Direction:
Repeat the records verbatim and leave the pictures out of your copy.
>> START Stored rows
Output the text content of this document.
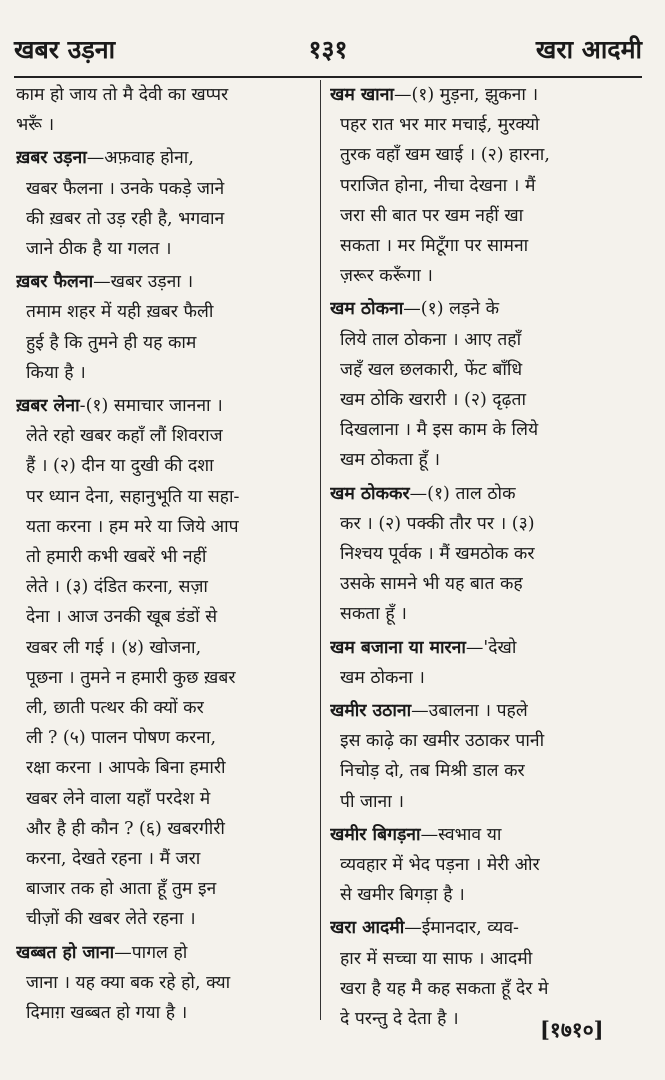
खबर उड़ना	१३१	खरा आदमी
काम हो जाय तो मै देवी का खप्पर
भरूँ ।
ख़बर उड़ना—अफ़वाह होना,
खबर फैलना । उनके पकड़े जाने
की ख़बर तो उड़ रही है, भगवान
जाने ठीक है या गलत ।
ख़बर फैलना—खबर उड़ना ।
तमाम शहर में यही ख़बर फैली
हुई है कि तुमने ही यह काम
किया है ।
ख़बर लेना-(१) समाचार जानना ।
लेते रहो खबर कहाँ लौं शिवराज
हैं । (२) दीन या दुखी की दशा
पर ध्यान देना, सहानुभूति या सहा-
यता करना । हम मरे या जिये आप
तो हमारी कभी खबरें भी नहीं
लेते । (३) दंडित करना, सज़ा
देना । आज उनकी खूब डंडों से
खबर ली गई । (४) खोजना,
पूछना । तुमने न हमारी कुछ ख़बर
ली, छाती पत्थर की क्यों कर
ली ? (५) पालन पोषण करना,
रक्षा करना । आपके बिना हमारी
खबर लेने वाला यहाँ परदेश मे
और है ही कौन ? (६) खबरगीरी
करना, देखते रहना । मैं जरा
बाजार तक हो आता हूँ तुम इन
चीज़ों की खबर लेते रहना ।
खब्बत हो जाना—पागल हो
जाना । यह क्या बक रहे हो, क्या
दिमाग़ खब्बत हो गया है ।
खम खाना—(१) मुड़ना, झुकना ।
पहर रात भर मार मचाई, मुरक्यो
तुरक वहाँ खम खाई । (२) हारना,
पराजित होना, नीचा देखना । मैं
जरा सी बात पर खम नहीं खा
सकता । मर मिटूँगा पर सामना
ज़रूर करूँगा ।
खम ठोकना—(१) लड़ने के
लिये ताल ठोकना । आए तहाँ
जहँ खल छलकारी, फेंट बाँधि
खम ठोकि खरारी । (२) दृढ़ता
दिखलाना । मै इस काम के लिये
खम ठोकता हूँ ।
खम ठोककर—(१) ताल ठोक
कर । (२) पक्की तौर पर । (३)
निश्चय पूर्वक । मैं खमठोक कर
उसके सामने भी यह बात कह
सकता हूँ ।
खम बजाना या मारना—'देखो
खम ठोकना ।
खमीर उठाना—उबालना । पहले
इस काढ़े का खमीर उठाकर पानी
निचोड़ दो, तब मिश्री डाल कर
पी जाना ।
खमीर बिगड़ना—स्वभाव या
व्यवहार में भेद पड़ना । मेरी ओर
से खमीर बिगड़ा है ।
खरा आदमी—ईमानदार, व्यव-
हार में सच्चा या साफ । आदमी
खरा है यह मै कह सकता हूँ देर मे
दे परन्तु दे देता है ।	[१७१०]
>> END Stored rows
Solved exercise:
Output the text content of this document.
खबर उड़ना	१३१	खरा आदमी
काम हो जाय तो मै देवी का खप्पर
भरूँ ।
ख़बर उड़ना—अफ़वाह होना,
खबर फैलना । उनके पकड़े जाने
की ख़बर तो उड़ रही है, भगवान
जाने ठीक है या गलत ।
ख़बर फैलना—खबर उड़ना ।
तमाम शहर में यही ख़बर फैली
हुई है कि तुमने ही यह काम
किया है ।
ख़बर लेना-(१) समाचार जानना ।
लेते रहो खबर कहाँ लौं शिवराज
हैं । (२) दीन या दुखी की दशा
पर ध्यान देना, सहानुभूति या सहा-
यता करना । हम मरे या जिये आप
तो हमारी कभी खबरें भी नहीं
लेते । (३) दंडित करना, सज़ा
देना । आज उनकी खूब डंडों से
खबर ली गई । (४) खोजना,
पूछना । तुमने न हमारी कुछ ख़बर
ली, छाती पत्थर की क्यों कर
ली ? (५) पालन पोषण करना,
रक्षा करना । आपके बिना हमारी
खबर लेने वाला यहाँ परदेश मे
और है ही कौन ? (६) खबरगीरी
करना, देखते रहना । मैं जरा
बाजार तक हो आता हूँ तुम इन
चीज़ों की खबर लेते रहना ।
खब्बत हो जाना—पागल हो
जाना । यह क्या बक रहे हो, क्या
दिमाग़ खब्बत हो गया है ।
खम खाना—(१) मुड़ना, झुकना ।
पहर रात भर मार मचाई, मुरक्यो
तुरक वहाँ खम खाई । (२) हारना,
पराजित होना, नीचा देखना । मैं
जरा सी बात पर खम नहीं खा
सकता । मर मिटूँगा पर सामना
ज़रूर करूँगा ।
खम ठोकना—(१) लड़ने के
लिये ताल ठोकना । आए तहाँ
जहँ खल छलकारी, फेंट बाँधि
खम ठोकि खरारी । (२) दृढ़ता
दिखलाना । मै इस काम के लिये
खम ठोकता हूँ ।
खम ठोककर—(१) ताल ठोक
कर । (२) पक्की तौर पर । (३)
निश्चय पूर्वक । मैं खमठोक कर
उसके सामने भी यह बात कह
सकता हूँ ।
खम बजाना या मारना—'देखो
खम ठोकना ।
खमीर उठाना—उबालना । पहले
इस काढ़े का खमीर उठाकर पानी
निचोड़ दो, तब मिश्री डाल कर
पी जाना ।
खमीर बिगड़ना—स्वभाव या
व्यवहार में भेद पड़ना । मेरी ओर
से खमीर बिगड़ा है ।
खरा आदमी—ईमानदार, व्यव-
हार में सच्चा या साफ । आदमी
खरा है यह मै कह सकता हूँ देर मे
दे परन्तु दे देता है ।	[१७१०]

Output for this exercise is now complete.